§ **WHAT NEEDS TO BE DONE**
Work through the material below line by line and say how many lines include the word "type". Only the number, please.

(Some records)
%%
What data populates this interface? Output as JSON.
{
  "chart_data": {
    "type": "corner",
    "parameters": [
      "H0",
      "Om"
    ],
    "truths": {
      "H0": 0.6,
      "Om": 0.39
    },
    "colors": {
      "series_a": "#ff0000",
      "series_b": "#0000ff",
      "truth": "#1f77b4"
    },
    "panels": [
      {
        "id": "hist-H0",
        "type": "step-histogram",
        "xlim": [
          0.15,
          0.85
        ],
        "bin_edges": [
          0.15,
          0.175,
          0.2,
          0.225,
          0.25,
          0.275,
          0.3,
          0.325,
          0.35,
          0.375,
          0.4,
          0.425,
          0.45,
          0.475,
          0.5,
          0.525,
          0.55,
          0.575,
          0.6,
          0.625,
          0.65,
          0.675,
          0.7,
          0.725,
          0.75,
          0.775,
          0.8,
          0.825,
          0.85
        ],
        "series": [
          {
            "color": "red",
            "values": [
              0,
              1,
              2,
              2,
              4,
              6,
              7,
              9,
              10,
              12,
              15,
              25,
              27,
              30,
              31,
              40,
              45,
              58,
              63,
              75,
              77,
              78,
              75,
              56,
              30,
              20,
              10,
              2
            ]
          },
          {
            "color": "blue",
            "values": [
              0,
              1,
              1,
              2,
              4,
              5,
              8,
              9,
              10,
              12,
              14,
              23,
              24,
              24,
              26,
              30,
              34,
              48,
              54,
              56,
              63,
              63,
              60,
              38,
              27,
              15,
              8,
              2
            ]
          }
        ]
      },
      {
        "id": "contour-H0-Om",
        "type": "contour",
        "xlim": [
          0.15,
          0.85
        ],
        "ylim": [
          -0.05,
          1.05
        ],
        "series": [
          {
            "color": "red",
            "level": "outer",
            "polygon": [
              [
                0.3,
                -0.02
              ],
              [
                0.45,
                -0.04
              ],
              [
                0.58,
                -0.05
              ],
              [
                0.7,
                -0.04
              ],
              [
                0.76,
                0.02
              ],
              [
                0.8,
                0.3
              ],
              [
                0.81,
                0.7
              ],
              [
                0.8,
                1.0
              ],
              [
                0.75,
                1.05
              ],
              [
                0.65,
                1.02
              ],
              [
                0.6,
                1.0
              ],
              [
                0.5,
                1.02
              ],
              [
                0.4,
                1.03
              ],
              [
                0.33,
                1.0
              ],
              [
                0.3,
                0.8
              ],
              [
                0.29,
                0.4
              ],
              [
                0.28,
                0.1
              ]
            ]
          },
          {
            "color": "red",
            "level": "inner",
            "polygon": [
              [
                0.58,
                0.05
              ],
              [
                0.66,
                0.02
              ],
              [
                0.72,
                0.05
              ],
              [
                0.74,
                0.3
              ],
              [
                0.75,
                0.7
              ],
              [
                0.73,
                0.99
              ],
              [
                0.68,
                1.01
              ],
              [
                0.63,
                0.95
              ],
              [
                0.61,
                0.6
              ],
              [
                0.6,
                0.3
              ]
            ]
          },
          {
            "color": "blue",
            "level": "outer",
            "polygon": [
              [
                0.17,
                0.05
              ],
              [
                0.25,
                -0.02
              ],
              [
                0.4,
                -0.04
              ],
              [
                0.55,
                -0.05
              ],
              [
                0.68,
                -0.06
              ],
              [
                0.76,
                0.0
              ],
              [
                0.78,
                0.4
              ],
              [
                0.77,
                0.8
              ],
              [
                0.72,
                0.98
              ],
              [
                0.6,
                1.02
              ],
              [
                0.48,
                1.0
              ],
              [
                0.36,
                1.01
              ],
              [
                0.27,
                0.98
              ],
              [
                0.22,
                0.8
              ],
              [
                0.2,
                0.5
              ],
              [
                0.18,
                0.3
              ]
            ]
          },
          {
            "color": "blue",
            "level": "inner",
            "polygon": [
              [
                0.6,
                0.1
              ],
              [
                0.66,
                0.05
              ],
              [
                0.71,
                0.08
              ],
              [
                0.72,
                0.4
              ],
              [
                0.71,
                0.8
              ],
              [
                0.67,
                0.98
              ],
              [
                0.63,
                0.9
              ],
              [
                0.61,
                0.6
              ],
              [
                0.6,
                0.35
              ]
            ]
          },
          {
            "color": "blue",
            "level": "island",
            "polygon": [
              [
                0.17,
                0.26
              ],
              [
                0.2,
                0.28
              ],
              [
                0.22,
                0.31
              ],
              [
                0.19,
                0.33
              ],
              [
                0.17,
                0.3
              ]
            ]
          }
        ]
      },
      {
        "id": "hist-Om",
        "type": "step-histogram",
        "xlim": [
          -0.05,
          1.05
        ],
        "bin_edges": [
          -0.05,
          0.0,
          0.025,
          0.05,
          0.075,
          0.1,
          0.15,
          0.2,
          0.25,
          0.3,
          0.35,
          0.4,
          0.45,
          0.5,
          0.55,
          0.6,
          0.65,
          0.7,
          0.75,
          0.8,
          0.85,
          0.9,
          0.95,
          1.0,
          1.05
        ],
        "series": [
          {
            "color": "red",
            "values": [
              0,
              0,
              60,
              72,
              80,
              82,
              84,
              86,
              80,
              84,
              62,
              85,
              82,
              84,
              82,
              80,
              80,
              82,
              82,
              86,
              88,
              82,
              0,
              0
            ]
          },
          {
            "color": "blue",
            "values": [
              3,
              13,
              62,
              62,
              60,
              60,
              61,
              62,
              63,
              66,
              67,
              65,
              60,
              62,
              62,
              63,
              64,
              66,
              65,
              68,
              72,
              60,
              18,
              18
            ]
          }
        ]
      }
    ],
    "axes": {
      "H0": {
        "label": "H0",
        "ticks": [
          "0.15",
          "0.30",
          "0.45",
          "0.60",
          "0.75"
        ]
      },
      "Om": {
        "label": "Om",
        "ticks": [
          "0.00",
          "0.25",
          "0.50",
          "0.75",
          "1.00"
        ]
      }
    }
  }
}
%%
§ **WRITTEN SOLUTION**
4